◆ TASK BRIEF: Make an exact transcription of the material, leaving out all images.

(Stored dataset items)
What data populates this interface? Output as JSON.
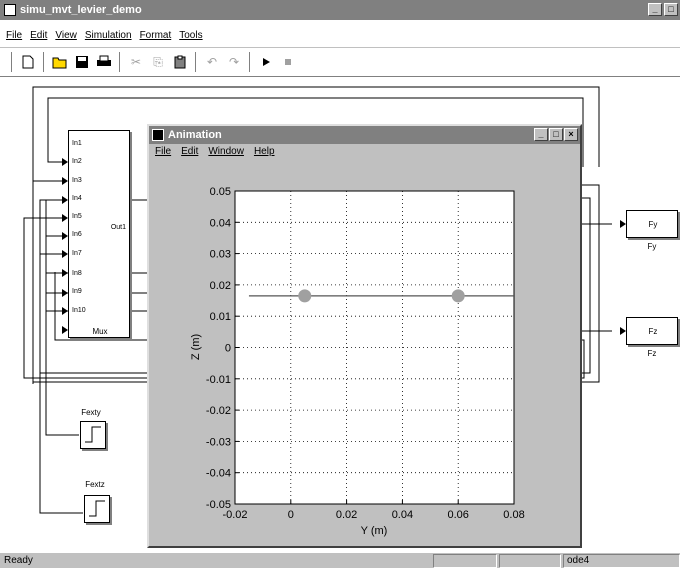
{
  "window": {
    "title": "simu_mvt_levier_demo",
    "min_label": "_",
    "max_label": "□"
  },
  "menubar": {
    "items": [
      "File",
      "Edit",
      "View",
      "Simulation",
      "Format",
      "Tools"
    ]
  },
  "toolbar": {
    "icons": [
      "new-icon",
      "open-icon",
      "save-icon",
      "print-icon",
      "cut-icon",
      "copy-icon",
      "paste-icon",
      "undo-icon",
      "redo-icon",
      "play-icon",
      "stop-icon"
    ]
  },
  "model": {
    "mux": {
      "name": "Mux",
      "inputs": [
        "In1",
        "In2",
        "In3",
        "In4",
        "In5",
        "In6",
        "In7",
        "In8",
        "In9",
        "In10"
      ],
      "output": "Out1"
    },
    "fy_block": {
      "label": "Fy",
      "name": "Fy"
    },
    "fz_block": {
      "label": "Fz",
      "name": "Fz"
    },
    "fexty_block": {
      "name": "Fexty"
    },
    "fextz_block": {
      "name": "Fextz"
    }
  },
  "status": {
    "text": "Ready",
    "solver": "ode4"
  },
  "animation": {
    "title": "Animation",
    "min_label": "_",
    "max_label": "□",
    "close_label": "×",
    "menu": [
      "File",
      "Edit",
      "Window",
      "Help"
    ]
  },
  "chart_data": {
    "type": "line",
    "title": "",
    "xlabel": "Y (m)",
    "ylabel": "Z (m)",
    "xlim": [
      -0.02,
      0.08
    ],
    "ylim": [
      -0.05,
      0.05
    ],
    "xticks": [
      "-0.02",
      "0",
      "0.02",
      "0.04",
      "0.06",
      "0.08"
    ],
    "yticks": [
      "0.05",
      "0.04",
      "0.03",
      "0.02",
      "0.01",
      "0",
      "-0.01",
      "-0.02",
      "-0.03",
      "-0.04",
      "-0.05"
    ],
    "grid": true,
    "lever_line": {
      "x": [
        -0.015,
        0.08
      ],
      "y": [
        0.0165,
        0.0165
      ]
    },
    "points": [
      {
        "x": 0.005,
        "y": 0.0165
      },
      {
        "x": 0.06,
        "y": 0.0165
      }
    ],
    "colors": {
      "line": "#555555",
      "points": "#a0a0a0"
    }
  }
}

◆ EXERCISE RESPONSE:
What data populates this interface? Output as JSON.
{
  "window": {
    "title": "simu_mvt_levier_demo",
    "min_label": "_",
    "max_label": "□"
  },
  "menubar": {
    "items": [
      "File",
      "Edit",
      "View",
      "Simulation",
      "Format",
      "Tools"
    ]
  },
  "toolbar": {
    "icons": [
      "new-icon",
      "open-icon",
      "save-icon",
      "print-icon",
      "cut-icon",
      "copy-icon",
      "paste-icon",
      "undo-icon",
      "redo-icon",
      "play-icon",
      "stop-icon"
    ]
  },
  "model": {
    "mux": {
      "name": "Mux",
      "inputs": [
        "In1",
        "In2",
        "In3",
        "In4",
        "In5",
        "In6",
        "In7",
        "In8",
        "In9",
        "In10"
      ],
      "output": "Out1"
    },
    "fy_block": {
      "label": "Fy",
      "name": "Fy"
    },
    "fz_block": {
      "label": "Fz",
      "name": "Fz"
    },
    "fexty_block": {
      "name": "Fexty"
    },
    "fextz_block": {
      "name": "Fextz"
    }
  },
  "status": {
    "text": "Ready",
    "solver": "ode4"
  },
  "animation": {
    "title": "Animation",
    "min_label": "_",
    "max_label": "□",
    "close_label": "×",
    "menu": [
      "File",
      "Edit",
      "Window",
      "Help"
    ]
  },
  "chart_data": {
    "type": "line",
    "title": "",
    "xlabel": "Y (m)",
    "ylabel": "Z (m)",
    "xlim": [
      -0.02,
      0.08
    ],
    "ylim": [
      -0.05,
      0.05
    ],
    "xticks": [
      "-0.02",
      "0",
      "0.02",
      "0.04",
      "0.06",
      "0.08"
    ],
    "yticks": [
      "0.05",
      "0.04",
      "0.03",
      "0.02",
      "0.01",
      "0",
      "-0.01",
      "-0.02",
      "-0.03",
      "-0.04",
      "-0.05"
    ],
    "grid": true,
    "lever_line": {
      "x": [
        -0.015,
        0.08
      ],
      "y": [
        0.0165,
        0.0165
      ]
    },
    "points": [
      {
        "x": 0.005,
        "y": 0.0165
      },
      {
        "x": 0.06,
        "y": 0.0165
      }
    ],
    "colors": {
      "line": "#555555",
      "points": "#a0a0a0"
    }
  }
}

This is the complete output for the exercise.